Stored items:

· · · · ·

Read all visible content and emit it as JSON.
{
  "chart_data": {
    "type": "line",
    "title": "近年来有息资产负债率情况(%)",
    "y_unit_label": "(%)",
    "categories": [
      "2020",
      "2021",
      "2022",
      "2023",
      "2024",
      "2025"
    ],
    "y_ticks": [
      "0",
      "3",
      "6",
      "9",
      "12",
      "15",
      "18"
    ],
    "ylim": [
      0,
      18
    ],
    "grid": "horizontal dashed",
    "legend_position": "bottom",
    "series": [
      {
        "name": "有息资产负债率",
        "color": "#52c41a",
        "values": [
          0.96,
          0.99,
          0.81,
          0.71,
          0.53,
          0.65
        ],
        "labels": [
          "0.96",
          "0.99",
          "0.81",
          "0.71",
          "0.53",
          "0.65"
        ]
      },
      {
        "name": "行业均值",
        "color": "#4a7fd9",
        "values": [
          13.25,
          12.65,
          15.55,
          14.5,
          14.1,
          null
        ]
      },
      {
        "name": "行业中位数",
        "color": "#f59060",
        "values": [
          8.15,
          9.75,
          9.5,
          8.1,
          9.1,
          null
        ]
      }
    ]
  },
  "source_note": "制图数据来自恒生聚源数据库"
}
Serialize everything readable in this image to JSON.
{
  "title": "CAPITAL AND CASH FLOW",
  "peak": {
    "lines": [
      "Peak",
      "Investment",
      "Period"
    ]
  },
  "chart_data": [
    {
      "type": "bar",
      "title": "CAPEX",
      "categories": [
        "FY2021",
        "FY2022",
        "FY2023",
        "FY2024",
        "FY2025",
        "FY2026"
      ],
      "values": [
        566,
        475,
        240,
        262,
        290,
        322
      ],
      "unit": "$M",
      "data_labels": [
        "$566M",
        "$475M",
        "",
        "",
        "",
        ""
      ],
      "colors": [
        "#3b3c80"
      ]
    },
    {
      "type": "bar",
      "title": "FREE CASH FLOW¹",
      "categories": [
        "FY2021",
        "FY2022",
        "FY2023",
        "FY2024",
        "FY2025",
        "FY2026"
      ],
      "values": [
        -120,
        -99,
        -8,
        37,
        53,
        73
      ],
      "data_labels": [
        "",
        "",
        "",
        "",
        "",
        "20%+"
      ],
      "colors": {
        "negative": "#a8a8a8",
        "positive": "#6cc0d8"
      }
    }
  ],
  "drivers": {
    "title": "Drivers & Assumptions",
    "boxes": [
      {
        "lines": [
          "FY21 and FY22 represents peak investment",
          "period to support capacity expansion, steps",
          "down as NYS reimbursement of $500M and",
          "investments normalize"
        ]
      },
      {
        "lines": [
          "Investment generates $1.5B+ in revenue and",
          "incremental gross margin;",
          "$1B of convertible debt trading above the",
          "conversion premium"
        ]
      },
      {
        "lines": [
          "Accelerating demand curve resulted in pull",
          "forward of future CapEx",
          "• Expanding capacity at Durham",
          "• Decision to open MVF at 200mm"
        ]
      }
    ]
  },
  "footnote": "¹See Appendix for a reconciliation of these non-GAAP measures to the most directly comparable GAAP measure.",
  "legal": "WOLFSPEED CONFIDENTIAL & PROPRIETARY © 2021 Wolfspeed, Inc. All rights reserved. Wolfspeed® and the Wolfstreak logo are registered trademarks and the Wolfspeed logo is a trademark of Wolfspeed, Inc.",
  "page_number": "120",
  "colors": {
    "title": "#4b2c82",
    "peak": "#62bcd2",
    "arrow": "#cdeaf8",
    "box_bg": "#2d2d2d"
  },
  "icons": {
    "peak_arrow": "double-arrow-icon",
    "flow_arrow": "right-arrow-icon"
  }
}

· · · · ·

### Stated goal
Restate all of the entries above precisely.

### Answer in full
Read all visible content and emit it as JSON.
{
  "chart_data": {
    "type": "line",
    "title": "近年来有息资产负债率情况(%)",
    "y_unit_label": "(%)",
    "categories": [
      "2020",
      "2021",
      "2022",
      "2023",
      "2024",
      "2025"
    ],
    "y_ticks": [
      "0",
      "3",
      "6",
      "9",
      "12",
      "15",
      "18"
    ],
    "ylim": [
      0,
      18
    ],
    "grid": "horizontal dashed",
    "legend_position": "bottom",
    "series": [
      {
        "name": "有息资产负债率",
        "color": "#52c41a",
        "values": [
          0.96,
          0.99,
          0.81,
          0.71,
          0.53,
          0.65
        ],
        "labels": [
          "0.96",
          "0.99",
          "0.81",
          "0.71",
          "0.53",
          "0.65"
        ]
      },
      {
        "name": "行业均值",
        "color": "#4a7fd9",
        "values": [
          13.25,
          12.65,
          15.55,
          14.5,
          14.1,
          null
        ]
      },
      {
        "name": "行业中位数",
        "color": "#f59060",
        "values": [
          8.15,
          9.75,
          9.5,
          8.1,
          9.1,
          null
        ]
      }
    ]
  },
  "source_note": "制图数据来自恒生聚源数据库"
}
Serialize everything readable in this image to JSON.
{
  "title": "CAPITAL AND CASH FLOW",
  "peak": {
    "lines": [
      "Peak",
      "Investment",
      "Period"
    ]
  },
  "chart_data": [
    {
      "type": "bar",
      "title": "CAPEX",
      "categories": [
        "FY2021",
        "FY2022",
        "FY2023",
        "FY2024",
        "FY2025",
        "FY2026"
      ],
      "values": [
        566,
        475,
        240,
        262,
        290,
        322
      ],
      "unit": "$M",
      "data_labels": [
        "$566M",
        "$475M",
        "",
        "",
        "",
        ""
      ],
      "colors": [
        "#3b3c80"
      ]
    },
    {
      "type": "bar",
      "title": "FREE CASH FLOW¹",
      "categories": [
        "FY2021",
        "FY2022",
        "FY2023",
        "FY2024",
        "FY2025",
        "FY2026"
      ],
      "values": [
        -120,
        -99,
        -8,
        37,
        53,
        73
      ],
      "data_labels": [
        "",
        "",
        "",
        "",
        "",
        "20%+"
      ],
      "colors": {
        "negative": "#a8a8a8",
        "positive": "#6cc0d8"
      }
    }
  ],
  "drivers": {
    "title": "Drivers & Assumptions",
    "boxes": [
      {
        "lines": [
          "FY21 and FY22 represents peak investment",
          "period to support capacity expansion, steps",
          "down as NYS reimbursement of $500M and",
          "investments normalize"
        ]
      },
      {
        "lines": [
          "Investment generates $1.5B+ in revenue and",
          "incremental gross margin;",
          "$1B of convertible debt trading above the",
          "conversion premium"
        ]
      },
      {
        "lines": [
          "Accelerating demand curve resulted in pull",
          "forward of future CapEx",
          "• Expanding capacity at Durham",
          "• Decision to open MVF at 200mm"
        ]
      }
    ]
  },
  "footnote": "¹See Appendix for a reconciliation of these non-GAAP measures to the most directly comparable GAAP measure.",
  "legal": "WOLFSPEED CONFIDENTIAL & PROPRIETARY © 2021 Wolfspeed, Inc. All rights reserved. Wolfspeed® and the Wolfstreak logo are registered trademarks and the Wolfspeed logo is a trademark of Wolfspeed, Inc.",
  "page_number": "120",
  "colors": {
    "title": "#4b2c82",
    "peak": "#62bcd2",
    "arrow": "#cdeaf8",
    "box_bg": "#2d2d2d"
  },
  "icons": {
    "peak_arrow": "double-arrow-icon",
    "flow_arrow": "right-arrow-icon"
  }
}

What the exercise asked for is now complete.